Your answer should be a single number: the count of lines holding the word "title".

── Records to use

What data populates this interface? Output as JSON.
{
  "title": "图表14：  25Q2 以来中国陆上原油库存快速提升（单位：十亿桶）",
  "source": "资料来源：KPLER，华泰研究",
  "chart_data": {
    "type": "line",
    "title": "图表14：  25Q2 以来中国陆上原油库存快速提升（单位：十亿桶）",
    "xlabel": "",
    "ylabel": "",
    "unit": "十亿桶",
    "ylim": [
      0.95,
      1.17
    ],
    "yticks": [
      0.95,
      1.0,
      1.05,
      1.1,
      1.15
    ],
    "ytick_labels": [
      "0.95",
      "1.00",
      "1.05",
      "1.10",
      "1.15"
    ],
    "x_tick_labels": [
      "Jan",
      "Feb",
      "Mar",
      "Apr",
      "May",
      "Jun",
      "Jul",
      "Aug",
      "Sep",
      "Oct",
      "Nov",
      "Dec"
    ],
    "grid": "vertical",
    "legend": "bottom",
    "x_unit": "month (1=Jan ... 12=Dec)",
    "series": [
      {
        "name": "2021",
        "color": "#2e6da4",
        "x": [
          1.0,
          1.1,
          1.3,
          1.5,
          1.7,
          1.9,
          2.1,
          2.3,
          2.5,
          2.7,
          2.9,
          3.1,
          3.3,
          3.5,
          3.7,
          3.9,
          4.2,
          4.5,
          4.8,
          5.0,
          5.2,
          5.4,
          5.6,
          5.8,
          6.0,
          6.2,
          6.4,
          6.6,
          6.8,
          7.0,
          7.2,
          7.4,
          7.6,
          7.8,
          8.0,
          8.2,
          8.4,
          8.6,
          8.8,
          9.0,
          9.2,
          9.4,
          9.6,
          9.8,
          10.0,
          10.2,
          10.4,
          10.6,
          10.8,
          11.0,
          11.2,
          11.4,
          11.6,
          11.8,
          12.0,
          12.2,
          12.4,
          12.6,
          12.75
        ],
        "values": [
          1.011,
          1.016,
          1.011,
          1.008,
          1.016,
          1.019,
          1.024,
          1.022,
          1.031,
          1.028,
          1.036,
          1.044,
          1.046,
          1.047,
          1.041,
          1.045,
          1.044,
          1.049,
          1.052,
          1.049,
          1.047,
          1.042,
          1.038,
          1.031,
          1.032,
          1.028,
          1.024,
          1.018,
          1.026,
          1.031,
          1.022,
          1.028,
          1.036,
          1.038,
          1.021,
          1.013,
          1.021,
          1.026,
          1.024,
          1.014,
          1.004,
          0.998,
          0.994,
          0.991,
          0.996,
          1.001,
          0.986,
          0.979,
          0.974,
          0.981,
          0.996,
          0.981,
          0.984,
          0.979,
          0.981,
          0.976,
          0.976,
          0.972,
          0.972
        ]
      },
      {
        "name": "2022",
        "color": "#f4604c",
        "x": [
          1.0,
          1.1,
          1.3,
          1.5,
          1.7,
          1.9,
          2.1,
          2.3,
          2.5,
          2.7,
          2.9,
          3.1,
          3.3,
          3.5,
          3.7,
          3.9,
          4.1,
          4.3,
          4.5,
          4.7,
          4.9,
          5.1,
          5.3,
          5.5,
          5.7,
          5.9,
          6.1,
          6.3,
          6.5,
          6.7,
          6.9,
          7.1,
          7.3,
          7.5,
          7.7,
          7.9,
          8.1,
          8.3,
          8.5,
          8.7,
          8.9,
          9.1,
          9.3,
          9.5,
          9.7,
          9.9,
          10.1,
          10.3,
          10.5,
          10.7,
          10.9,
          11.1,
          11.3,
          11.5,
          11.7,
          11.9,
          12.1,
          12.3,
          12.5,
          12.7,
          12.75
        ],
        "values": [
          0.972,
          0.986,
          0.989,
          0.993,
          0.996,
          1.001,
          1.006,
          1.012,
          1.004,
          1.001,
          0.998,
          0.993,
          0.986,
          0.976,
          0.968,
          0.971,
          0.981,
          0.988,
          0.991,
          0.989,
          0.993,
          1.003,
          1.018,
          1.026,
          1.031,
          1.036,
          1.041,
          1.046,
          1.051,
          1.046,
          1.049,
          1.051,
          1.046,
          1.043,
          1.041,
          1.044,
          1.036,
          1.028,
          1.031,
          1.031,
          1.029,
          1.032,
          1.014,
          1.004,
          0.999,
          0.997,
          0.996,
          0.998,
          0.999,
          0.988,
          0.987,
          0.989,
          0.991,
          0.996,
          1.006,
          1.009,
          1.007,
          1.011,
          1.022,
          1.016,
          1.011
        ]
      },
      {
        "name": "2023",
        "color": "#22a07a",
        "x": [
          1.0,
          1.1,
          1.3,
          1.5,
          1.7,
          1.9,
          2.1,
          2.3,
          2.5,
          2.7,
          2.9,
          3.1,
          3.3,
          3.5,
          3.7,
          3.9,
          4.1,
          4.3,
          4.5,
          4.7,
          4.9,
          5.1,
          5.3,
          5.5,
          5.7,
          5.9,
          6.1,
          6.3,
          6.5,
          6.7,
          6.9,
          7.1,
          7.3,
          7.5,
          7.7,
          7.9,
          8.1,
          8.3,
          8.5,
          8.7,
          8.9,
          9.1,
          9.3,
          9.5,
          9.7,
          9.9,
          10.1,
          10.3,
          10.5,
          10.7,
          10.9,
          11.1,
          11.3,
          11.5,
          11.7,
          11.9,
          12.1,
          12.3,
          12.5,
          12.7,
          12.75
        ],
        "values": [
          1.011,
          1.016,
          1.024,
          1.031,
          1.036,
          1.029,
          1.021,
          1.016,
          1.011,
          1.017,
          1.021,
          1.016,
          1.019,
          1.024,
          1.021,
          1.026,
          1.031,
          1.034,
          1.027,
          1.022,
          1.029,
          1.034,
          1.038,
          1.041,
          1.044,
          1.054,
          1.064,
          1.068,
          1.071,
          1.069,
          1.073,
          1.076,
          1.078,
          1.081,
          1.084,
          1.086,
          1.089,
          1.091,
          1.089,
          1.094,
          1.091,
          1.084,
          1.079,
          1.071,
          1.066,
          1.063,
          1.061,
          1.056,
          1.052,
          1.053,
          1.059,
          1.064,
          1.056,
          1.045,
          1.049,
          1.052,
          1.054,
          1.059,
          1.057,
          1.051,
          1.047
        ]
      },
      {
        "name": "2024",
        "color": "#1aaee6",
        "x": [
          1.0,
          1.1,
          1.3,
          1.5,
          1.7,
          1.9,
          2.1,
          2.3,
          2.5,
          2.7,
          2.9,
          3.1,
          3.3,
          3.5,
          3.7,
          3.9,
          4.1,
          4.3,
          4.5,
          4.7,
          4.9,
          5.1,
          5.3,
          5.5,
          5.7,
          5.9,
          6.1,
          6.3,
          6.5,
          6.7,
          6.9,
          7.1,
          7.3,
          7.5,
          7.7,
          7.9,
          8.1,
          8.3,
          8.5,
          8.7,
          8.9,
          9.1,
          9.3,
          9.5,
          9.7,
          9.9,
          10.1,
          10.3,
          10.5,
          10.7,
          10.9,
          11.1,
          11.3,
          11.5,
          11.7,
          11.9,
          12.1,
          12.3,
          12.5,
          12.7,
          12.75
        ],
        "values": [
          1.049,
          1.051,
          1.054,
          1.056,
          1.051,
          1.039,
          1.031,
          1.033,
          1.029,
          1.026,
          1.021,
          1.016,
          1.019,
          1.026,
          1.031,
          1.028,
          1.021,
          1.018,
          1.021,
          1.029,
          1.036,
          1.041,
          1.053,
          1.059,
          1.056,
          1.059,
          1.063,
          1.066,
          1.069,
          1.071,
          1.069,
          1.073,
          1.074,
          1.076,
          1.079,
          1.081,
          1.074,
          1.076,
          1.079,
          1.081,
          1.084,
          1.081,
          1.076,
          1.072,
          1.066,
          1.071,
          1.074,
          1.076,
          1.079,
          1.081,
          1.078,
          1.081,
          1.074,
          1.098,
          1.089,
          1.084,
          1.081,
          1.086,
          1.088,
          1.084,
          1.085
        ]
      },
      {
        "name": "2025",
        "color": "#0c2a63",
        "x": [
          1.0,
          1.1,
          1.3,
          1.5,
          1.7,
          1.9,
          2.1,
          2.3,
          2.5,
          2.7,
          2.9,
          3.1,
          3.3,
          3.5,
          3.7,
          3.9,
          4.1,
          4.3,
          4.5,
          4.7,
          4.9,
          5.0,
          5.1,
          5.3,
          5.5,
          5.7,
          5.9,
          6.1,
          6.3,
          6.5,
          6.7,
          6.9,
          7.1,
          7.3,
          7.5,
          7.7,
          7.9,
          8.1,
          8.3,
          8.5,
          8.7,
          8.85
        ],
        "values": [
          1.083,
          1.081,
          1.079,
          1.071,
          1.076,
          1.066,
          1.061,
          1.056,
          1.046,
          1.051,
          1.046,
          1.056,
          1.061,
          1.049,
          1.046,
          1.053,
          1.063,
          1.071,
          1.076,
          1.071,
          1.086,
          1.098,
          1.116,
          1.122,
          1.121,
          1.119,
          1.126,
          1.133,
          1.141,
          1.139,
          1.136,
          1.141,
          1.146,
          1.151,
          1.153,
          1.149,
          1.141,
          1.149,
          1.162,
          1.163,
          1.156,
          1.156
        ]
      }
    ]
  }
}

────

▶ _Correct answer_: 2